# [WHAT IS NEEDED]
Take each line containing the word "title" and copy it.

START

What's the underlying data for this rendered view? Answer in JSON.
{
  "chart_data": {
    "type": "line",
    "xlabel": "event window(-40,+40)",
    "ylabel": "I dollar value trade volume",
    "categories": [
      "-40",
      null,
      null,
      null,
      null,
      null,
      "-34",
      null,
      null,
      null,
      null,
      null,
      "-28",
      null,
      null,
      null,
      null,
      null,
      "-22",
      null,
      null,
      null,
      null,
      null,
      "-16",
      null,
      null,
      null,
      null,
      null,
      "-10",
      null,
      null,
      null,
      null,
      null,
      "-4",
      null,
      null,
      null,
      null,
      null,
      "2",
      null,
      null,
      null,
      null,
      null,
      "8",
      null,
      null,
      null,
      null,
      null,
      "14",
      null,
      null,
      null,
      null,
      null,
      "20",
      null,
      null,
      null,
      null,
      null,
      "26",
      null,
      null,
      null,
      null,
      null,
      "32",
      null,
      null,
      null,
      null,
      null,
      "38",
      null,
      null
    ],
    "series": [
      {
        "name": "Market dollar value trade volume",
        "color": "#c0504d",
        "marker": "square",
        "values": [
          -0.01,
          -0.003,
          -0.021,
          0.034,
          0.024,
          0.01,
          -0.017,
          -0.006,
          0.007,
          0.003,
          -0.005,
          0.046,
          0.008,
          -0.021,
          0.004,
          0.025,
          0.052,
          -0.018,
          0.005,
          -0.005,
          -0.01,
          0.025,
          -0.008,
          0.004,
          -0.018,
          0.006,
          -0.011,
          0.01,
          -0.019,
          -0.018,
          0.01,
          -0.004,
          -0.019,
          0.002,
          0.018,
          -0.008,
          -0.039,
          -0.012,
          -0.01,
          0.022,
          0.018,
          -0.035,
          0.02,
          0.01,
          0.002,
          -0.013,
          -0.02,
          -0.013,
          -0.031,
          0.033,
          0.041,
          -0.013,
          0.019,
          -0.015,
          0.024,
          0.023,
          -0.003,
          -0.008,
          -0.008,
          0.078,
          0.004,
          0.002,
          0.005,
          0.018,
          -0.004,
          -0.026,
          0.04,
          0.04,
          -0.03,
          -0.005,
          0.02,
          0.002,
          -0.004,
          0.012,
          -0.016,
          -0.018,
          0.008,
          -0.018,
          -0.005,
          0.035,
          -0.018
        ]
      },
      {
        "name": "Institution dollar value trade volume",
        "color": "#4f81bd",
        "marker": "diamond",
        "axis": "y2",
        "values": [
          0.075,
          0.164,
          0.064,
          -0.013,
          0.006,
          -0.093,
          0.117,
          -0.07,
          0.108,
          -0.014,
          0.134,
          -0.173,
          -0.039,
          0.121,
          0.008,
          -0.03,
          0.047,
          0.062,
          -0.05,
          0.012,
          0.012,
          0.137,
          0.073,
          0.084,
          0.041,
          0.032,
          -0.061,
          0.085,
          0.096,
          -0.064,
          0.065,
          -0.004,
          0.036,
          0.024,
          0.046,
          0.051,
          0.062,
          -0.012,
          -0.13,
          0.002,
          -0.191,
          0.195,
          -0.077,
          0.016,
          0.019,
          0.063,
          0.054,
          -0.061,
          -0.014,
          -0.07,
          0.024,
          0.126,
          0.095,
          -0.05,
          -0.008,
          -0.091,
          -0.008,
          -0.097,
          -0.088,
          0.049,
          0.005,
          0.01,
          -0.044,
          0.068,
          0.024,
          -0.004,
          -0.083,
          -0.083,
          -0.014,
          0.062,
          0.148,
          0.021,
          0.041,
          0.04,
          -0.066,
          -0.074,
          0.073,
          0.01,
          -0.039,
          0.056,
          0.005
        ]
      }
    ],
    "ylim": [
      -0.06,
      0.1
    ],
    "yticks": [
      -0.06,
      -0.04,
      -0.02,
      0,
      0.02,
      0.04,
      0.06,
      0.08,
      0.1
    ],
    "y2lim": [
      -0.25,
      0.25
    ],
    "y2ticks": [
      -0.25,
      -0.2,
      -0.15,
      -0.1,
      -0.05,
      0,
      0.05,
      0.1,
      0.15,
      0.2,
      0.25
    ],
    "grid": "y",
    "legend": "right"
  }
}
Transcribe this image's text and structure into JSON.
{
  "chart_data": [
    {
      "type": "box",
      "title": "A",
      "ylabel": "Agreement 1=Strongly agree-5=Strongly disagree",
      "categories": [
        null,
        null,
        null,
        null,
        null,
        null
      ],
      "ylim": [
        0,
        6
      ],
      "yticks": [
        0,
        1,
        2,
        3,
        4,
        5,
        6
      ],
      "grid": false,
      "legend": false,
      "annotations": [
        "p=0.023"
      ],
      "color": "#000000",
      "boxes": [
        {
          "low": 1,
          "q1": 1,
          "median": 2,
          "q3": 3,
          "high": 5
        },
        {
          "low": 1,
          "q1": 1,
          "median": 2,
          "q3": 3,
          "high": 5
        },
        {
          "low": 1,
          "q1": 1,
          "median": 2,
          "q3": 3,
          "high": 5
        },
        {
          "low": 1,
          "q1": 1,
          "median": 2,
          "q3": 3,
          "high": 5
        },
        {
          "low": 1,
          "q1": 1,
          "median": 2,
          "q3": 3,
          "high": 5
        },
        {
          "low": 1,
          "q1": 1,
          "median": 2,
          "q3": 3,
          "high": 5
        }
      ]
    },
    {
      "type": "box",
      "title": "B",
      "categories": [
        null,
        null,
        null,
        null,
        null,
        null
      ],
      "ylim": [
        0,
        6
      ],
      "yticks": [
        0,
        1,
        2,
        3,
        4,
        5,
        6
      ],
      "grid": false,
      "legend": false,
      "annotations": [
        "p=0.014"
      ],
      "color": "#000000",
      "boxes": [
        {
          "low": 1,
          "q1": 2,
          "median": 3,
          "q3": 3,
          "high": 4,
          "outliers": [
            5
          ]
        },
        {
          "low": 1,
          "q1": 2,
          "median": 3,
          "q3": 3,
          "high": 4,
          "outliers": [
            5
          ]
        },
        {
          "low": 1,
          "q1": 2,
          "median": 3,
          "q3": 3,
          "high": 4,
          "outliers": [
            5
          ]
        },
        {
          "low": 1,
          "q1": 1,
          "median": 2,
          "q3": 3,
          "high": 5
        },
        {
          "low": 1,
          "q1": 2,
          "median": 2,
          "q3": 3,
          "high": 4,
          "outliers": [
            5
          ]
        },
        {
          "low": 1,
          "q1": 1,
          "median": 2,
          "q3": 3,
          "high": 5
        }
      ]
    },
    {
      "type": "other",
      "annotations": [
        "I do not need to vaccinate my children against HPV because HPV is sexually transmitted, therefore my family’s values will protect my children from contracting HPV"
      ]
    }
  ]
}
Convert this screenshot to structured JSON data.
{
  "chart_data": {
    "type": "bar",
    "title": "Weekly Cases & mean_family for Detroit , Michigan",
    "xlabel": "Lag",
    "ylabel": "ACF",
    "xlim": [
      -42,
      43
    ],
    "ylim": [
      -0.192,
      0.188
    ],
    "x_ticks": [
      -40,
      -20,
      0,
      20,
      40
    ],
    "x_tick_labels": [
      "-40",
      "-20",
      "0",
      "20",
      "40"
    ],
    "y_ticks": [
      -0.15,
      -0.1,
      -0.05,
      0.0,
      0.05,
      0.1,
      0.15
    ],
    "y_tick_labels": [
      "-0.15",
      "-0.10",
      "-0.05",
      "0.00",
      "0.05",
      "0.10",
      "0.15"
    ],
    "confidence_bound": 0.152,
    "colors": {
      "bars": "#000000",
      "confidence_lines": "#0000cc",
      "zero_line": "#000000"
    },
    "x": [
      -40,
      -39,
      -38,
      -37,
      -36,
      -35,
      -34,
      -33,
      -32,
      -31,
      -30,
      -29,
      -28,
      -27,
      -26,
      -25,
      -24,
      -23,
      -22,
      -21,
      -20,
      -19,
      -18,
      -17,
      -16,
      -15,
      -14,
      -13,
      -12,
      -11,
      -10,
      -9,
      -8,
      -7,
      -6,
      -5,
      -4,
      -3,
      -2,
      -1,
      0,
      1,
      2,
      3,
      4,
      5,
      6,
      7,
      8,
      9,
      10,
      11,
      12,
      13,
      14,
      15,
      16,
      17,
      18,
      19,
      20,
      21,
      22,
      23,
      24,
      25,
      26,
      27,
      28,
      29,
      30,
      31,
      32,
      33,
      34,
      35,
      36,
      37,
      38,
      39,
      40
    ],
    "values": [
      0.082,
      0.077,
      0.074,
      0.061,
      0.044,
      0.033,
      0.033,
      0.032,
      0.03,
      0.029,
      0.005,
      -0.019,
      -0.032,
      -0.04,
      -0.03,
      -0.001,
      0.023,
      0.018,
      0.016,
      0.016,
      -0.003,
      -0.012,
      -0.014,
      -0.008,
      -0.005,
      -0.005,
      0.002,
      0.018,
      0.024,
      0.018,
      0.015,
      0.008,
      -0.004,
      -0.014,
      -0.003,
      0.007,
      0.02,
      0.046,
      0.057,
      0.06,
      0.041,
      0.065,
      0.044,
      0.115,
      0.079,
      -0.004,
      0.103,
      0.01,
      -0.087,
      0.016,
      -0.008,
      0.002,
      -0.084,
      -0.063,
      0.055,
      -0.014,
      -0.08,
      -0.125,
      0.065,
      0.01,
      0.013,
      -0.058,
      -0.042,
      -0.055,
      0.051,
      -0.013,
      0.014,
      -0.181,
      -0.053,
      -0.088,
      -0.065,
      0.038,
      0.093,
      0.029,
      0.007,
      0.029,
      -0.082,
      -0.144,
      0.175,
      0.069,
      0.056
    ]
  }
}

END

# [ANSWER TO THE EXERCISE]
      "title": "A",
      "title": "B",
    "title": "Weekly Cases & mean_family for Detroit , Michigan",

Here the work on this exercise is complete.